**Aim of the exercise**
Pull every line containing "text" out of the material below.

Stored entries:
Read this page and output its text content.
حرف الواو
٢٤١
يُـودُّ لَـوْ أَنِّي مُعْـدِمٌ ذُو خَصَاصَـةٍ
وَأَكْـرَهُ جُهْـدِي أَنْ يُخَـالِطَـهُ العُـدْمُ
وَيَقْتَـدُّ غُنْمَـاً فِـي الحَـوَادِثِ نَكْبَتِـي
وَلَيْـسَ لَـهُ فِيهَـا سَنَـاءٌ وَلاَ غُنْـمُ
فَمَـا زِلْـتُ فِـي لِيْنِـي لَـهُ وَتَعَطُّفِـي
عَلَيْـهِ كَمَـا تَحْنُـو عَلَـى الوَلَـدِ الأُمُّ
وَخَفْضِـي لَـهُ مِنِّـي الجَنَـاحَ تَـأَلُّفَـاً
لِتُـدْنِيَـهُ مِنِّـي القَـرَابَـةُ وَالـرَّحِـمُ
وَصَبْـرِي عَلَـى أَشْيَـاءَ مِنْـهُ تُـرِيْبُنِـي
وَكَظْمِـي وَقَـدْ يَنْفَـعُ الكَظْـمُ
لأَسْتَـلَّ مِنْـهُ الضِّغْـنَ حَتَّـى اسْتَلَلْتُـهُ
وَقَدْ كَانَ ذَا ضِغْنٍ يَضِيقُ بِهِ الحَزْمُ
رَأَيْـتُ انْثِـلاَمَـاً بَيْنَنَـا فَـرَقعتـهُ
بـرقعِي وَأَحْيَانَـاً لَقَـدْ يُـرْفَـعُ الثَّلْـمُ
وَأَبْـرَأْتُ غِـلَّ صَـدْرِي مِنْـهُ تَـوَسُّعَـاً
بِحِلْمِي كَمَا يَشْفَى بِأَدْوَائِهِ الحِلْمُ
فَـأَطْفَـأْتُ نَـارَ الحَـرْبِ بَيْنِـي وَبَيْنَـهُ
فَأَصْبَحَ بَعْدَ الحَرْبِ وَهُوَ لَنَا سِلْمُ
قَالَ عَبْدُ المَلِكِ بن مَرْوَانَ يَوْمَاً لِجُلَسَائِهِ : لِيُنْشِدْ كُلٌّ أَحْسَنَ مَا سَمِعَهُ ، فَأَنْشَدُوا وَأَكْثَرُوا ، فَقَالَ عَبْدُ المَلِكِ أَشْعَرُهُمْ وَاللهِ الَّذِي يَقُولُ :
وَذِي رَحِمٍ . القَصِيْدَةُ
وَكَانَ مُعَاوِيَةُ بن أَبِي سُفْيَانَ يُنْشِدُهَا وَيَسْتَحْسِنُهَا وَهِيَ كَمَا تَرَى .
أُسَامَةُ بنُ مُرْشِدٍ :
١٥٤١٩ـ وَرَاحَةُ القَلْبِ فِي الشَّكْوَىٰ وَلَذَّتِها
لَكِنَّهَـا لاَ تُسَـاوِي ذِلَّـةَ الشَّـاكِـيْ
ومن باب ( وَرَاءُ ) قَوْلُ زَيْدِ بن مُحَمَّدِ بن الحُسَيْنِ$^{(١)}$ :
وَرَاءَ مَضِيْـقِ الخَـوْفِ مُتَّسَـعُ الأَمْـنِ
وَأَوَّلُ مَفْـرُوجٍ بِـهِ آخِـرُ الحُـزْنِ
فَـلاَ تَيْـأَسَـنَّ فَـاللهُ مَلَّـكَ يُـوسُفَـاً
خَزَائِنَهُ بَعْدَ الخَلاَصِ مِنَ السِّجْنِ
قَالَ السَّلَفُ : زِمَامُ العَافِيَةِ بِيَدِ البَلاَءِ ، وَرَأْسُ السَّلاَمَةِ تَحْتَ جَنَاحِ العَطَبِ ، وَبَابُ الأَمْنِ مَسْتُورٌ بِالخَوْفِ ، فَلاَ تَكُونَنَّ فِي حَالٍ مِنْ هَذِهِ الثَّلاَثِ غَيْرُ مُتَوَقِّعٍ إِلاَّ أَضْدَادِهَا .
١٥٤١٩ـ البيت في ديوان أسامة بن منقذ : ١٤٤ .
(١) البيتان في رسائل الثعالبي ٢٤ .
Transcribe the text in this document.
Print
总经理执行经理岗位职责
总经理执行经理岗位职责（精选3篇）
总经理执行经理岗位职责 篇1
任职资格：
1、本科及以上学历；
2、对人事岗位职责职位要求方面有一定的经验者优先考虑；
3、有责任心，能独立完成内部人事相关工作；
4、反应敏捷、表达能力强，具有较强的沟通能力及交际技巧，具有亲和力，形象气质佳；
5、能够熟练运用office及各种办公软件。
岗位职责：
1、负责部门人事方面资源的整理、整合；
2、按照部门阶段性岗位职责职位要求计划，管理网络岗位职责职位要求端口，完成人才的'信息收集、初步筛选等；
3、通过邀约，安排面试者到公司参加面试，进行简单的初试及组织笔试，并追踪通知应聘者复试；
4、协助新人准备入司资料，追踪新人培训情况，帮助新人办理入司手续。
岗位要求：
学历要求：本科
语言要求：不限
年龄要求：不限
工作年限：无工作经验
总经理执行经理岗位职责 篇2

**Response to the exercise**
Read this page and output its text content.
Transcribe the text in this document.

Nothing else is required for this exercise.